| Record list |
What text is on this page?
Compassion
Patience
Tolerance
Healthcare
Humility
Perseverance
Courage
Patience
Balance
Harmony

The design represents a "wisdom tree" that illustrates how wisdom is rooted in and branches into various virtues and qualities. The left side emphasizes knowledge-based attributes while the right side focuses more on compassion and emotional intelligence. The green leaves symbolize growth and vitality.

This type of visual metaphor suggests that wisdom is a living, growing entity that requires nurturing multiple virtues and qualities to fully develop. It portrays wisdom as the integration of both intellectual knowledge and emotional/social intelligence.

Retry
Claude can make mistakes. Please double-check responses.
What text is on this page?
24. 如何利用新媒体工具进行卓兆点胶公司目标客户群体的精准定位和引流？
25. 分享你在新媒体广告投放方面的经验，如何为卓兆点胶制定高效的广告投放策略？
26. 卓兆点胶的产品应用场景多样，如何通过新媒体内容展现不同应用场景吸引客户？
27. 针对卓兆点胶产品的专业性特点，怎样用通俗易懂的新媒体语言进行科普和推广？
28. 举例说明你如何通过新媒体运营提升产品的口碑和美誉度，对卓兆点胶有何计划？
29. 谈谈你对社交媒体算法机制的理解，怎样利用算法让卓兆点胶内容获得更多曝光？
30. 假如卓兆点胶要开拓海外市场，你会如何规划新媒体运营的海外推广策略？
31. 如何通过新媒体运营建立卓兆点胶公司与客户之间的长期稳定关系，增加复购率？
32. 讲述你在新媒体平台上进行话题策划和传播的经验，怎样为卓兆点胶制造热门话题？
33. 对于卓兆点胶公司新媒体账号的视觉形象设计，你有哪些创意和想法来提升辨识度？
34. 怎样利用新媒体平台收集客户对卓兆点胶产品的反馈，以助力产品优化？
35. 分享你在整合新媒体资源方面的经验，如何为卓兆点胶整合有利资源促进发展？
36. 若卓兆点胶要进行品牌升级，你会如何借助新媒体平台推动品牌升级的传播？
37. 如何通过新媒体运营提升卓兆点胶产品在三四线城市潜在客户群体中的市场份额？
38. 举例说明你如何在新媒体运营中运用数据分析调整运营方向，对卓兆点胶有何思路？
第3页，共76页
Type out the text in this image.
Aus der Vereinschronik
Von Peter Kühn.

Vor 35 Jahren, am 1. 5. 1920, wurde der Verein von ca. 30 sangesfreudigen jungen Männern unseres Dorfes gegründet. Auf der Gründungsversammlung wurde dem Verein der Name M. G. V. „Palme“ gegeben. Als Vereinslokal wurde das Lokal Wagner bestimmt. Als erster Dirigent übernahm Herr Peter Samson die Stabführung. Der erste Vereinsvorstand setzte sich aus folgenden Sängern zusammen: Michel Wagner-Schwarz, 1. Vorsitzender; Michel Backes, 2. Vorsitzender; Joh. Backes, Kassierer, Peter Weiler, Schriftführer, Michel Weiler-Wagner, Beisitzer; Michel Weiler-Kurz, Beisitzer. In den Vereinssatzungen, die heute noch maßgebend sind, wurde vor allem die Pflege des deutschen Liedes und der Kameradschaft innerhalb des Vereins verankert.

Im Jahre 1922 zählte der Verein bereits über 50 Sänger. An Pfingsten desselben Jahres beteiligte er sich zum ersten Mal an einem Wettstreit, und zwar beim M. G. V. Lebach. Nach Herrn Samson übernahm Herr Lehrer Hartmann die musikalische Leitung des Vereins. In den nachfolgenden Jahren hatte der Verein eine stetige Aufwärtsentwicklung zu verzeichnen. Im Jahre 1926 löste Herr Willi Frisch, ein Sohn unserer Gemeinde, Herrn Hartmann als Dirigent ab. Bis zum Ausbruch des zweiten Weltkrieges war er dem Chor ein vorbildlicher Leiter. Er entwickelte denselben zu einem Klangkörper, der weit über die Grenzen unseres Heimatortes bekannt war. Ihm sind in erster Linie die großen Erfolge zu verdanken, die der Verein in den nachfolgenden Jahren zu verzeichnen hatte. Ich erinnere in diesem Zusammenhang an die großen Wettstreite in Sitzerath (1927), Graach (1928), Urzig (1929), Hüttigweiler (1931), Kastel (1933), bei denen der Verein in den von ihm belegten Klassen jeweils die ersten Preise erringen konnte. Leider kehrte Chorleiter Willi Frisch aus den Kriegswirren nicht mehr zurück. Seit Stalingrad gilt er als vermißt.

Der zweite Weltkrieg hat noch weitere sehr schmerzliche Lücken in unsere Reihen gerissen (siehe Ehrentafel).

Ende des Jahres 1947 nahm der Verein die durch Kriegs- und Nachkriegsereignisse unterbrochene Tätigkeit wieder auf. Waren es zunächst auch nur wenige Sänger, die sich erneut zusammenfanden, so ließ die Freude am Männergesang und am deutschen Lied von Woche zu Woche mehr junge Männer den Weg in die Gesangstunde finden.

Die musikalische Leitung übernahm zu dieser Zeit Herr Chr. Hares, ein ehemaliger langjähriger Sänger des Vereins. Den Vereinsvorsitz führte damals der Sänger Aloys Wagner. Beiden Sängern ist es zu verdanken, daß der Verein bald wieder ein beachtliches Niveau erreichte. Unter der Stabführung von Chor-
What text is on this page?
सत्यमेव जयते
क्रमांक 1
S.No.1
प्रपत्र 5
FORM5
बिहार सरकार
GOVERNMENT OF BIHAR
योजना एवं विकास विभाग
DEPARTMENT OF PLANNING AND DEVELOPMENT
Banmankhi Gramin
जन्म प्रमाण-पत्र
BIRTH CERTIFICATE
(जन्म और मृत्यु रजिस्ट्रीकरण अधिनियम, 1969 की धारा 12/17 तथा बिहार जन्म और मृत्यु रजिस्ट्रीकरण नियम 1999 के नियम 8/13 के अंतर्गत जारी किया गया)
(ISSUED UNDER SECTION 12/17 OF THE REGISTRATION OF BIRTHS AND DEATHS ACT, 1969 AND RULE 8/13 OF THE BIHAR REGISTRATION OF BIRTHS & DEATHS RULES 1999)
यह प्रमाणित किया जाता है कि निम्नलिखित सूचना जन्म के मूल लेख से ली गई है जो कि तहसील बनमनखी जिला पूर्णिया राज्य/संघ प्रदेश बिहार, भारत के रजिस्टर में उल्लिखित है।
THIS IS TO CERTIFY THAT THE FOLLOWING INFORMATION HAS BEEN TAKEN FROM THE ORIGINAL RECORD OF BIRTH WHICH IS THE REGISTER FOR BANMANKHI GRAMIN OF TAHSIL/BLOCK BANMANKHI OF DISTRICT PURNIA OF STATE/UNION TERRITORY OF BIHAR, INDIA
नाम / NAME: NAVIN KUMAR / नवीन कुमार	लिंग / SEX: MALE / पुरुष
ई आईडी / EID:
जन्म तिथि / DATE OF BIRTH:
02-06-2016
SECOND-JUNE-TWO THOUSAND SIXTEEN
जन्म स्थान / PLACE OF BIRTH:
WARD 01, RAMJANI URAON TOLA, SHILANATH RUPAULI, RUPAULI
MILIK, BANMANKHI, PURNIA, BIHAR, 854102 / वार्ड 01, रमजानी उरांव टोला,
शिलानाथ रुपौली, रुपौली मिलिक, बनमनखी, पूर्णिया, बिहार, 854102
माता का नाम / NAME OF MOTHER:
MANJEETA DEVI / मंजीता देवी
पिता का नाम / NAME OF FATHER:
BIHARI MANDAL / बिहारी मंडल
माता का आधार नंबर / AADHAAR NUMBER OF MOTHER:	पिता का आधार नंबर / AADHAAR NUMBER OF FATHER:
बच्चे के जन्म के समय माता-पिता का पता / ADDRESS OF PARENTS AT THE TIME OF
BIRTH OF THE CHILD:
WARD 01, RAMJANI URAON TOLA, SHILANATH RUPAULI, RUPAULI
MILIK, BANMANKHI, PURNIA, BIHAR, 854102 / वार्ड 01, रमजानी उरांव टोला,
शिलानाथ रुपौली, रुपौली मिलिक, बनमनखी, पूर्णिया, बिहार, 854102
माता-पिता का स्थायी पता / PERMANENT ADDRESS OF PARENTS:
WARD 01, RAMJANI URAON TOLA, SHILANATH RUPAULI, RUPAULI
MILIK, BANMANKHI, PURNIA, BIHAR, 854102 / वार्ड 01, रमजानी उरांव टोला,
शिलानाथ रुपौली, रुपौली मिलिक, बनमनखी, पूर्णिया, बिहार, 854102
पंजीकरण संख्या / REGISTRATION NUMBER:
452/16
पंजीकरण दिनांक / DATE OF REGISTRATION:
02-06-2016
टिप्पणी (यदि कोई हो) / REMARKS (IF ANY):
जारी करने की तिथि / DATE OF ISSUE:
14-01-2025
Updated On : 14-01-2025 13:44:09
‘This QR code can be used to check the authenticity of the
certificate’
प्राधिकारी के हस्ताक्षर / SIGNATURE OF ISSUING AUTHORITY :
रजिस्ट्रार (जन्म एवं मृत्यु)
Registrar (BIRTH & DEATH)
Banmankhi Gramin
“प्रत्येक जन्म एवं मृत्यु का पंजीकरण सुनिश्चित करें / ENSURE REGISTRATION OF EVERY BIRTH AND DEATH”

| What the task asks |
Pull out every line in the material above where "musikalische" occurs.

| Reply to the task |
Im Jahre 1922 zählte der Verein bereits über 50 Sänger. An Pfingsten desselben Jahres beteiligte er sich zum ersten Mal an einem Wettstreit, und zwar beim M. G. V. Lebach. Nach Herrn Samson übernahm Herr Lehrer Hartmann die musikalische Leitung des Vereins. In den nachfolgenden Jahren hatte der Verein eine stetige Aufwärtsentwicklung zu verzeichnen. Im Jahre 1926 löste Herr Willi Frisch, ein Sohn unserer Gemeinde, Herrn Hartmann als Dirigent ab. Bis zum Ausbruch des zweiten Weltkrieges war er dem Chor ein vorbildlicher Leiter. Er entwickelte denselben zu einem Klangkörper, der weit über die Grenzen unseres Heimatortes bekannt war. Ihm sind in erster Linie die großen Erfolge zu verdanken, die der Verein in den nachfolgenden Jahren zu verzeichnen hatte. Ich erinnere in diesem Zusammenhang an die großen Wettstreite in Sitzerath (1927), Graach (1928), Urzig (1929), Hüttigweiler (1931), Kastel (1933), bei denen der Verein in den von ihm belegten Klassen jeweils die ersten Preise erringen konnte. Leider kehrte Chorleiter Willi Frisch aus den Kriegswirren nicht mehr zurück. Seit Stalingrad gilt er als vermißt.
Die musikalische Leitung übernahm zu dieser Zeit Herr Chr. Hares, ein ehemaliger langjähriger Sänger des Vereins. Den Vereinsvorsitz führte damals der Sänger Aloys Wagner. Beiden Sängern ist es zu verdanken, daß der Verein bald wieder ein beachtliches Niveau erreichte. Unter der Stabführung von Chor-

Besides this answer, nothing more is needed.